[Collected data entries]
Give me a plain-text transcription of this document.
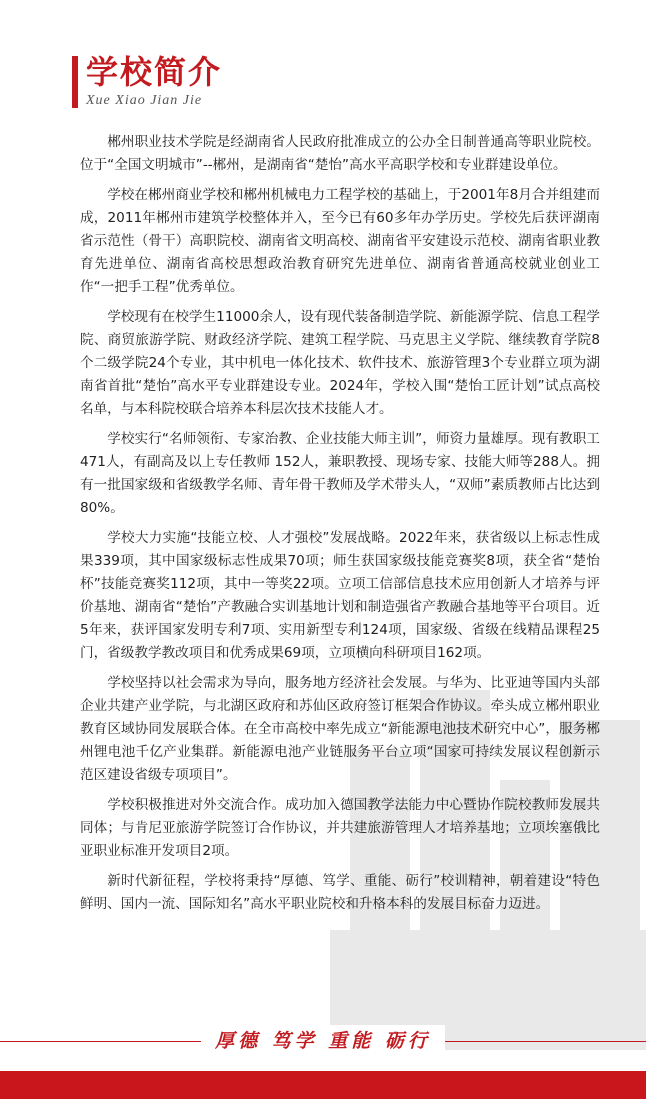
学校简介
Xue Xiao Jian Jie

郴州职业技术学院是经湖南省人民政府批准成立的公办全日制普通高等职业院校。位于“全国文明城市”--郴州，是湖南省“楚怡”高水平高职学校和专业群建设单位。

学校在郴州商业学校和郴州机械电力工程学校的基础上，于2001年8月合并组建而成，2011年郴州市建筑学校整体并入，至今已有60多年办学历史。学校先后获评湖南省示范性（骨干）高职院校、湖南省文明高校、湖南省平安建设示范校、湖南省职业教育先进单位、湖南省高校思想政治教育研究先进单位、湖南省普通高校就业创业工作“一把手工程”优秀单位。

学校现有在校学生11000余人，设有现代装备制造学院、新能源学院、信息工程学院、商贸旅游学院、财政经济学院、建筑工程学院、马克思主义学院、继续教育学院8个二级学院24个专业，其中机电一体化技术、软件技术、旅游管理3个专业群立项为湖南省首批“楚怡”高水平专业群建设专业。2024年，学校入围“楚怡工匠计划”试点高校名单，与本科院校联合培养本科层次技术技能人才。

学校实行“名师领衔、专家治教、企业技能大师主训”，师资力量雄厚。现有教职工471人，有副高及以上专任教师 152人，兼职教授、现场专家、技能大师等288人。拥有一批国家级和省级教学名师、青年骨干教师及学术带头人，“双师”素质教师占比达到80%。

学校大力实施“技能立校、人才强校”发展战略。2022年来，获省级以上标志性成果339项，其中国家级标志性成果70项；师生获国家级技能竞赛奖8项，获全省“楚怡杯”技能竞赛奖112项，其中一等奖22项。立项工信部信息技术应用创新人才培养与评价基地、湖南省“楚怡”产教融合实训基地计划和制造强省产教融合基地等平台项目。近5年来，获评国家发明专利7项、实用新型专利124项，国家级、省级在线精品课程25门，省级教学教改项目和优秀成果69项，立项横向科研项目162项。

学校坚持以社会需求为导向，服务地方经济社会发展。与华为、比亚迪等国内头部企业共建产业学院，与北湖区政府和苏仙区政府签订框架合作协议。牵头成立郴州职业教育区域协同发展联合体。在全市高校中率先成立“新能源电池技术研究中心”，服务郴州锂电池千亿产业集群。新能源电池产业链服务平台立项“国家可持续发展议程创新示范区建设省级专项项目”。

学校积极推进对外交流合作。成功加入德国教学法能力中心暨协作院校教师发展共同体；与肯尼亚旅游学院签订合作协议，并共建旅游管理人才培养基地；立项埃塞俄比亚职业标准开发项目2项。

新时代新征程，学校将秉持“厚德、笃学、重能、砺行”校训精神，朝着建设“特色鲜明、国内一流、国际知名”高水平职业院校和升格本科的发展目标奋力迈进。

厚德 笃学 重能 砺行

**WHAT IS BEING ASKED:**
Repeat each entry above word for word, leaving every picture out.

**RESULT FOR THIS EXERCISE:**
Give me a plain-text transcription of this document.
学校简介
Xue Xiao Jian Jie

郴州职业技术学院是经湖南省人民政府批准成立的公办全日制普通高等职业院校。位于“全国文明城市”--郴州，是湖南省“楚怡”高水平高职学校和专业群建设单位。

学校在郴州商业学校和郴州机械电力工程学校的基础上，于2001年8月合并组建而成，2011年郴州市建筑学校整体并入，至今已有60多年办学历史。学校先后获评湖南省示范性（骨干）高职院校、湖南省文明高校、湖南省平安建设示范校、湖南省职业教育先进单位、湖南省高校思想政治教育研究先进单位、湖南省普通高校就业创业工作“一把手工程”优秀单位。

学校现有在校学生11000余人，设有现代装备制造学院、新能源学院、信息工程学院、商贸旅游学院、财政经济学院、建筑工程学院、马克思主义学院、继续教育学院8个二级学院24个专业，其中机电一体化技术、软件技术、旅游管理3个专业群立项为湖南省首批“楚怡”高水平专业群建设专业。2024年，学校入围“楚怡工匠计划”试点高校名单，与本科院校联合培养本科层次技术技能人才。

学校实行“名师领衔、专家治教、企业技能大师主训”，师资力量雄厚。现有教职工471人，有副高及以上专任教师 152人，兼职教授、现场专家、技能大师等288人。拥有一批国家级和省级教学名师、青年骨干教师及学术带头人，“双师”素质教师占比达到80%。

学校大力实施“技能立校、人才强校”发展战略。2022年来，获省级以上标志性成果339项，其中国家级标志性成果70项；师生获国家级技能竞赛奖8项，获全省“楚怡杯”技能竞赛奖112项，其中一等奖22项。立项工信部信息技术应用创新人才培养与评价基地、湖南省“楚怡”产教融合实训基地计划和制造强省产教融合基地等平台项目。近5年来，获评国家发明专利7项、实用新型专利124项，国家级、省级在线精品课程25门，省级教学教改项目和优秀成果69项，立项横向科研项目162项。

学校坚持以社会需求为导向，服务地方经济社会发展。与华为、比亚迪等国内头部企业共建产业学院，与北湖区政府和苏仙区政府签订框架合作协议。牵头成立郴州职业教育区域协同发展联合体。在全市高校中率先成立“新能源电池技术研究中心”，服务郴州锂电池千亿产业集群。新能源电池产业链服务平台立项“国家可持续发展议程创新示范区建设省级专项项目”。

学校积极推进对外交流合作。成功加入德国教学法能力中心暨协作院校教师发展共同体；与肯尼亚旅游学院签订合作协议，并共建旅游管理人才培养基地；立项埃塞俄比亚职业标准开发项目2项。

新时代新征程，学校将秉持“厚德、笃学、重能、砺行”校训精神，朝着建设“特色鲜明、国内一流、国际知名”高水平职业院校和升格本科的发展目标奋力迈进。

厚德 笃学 重能 砺行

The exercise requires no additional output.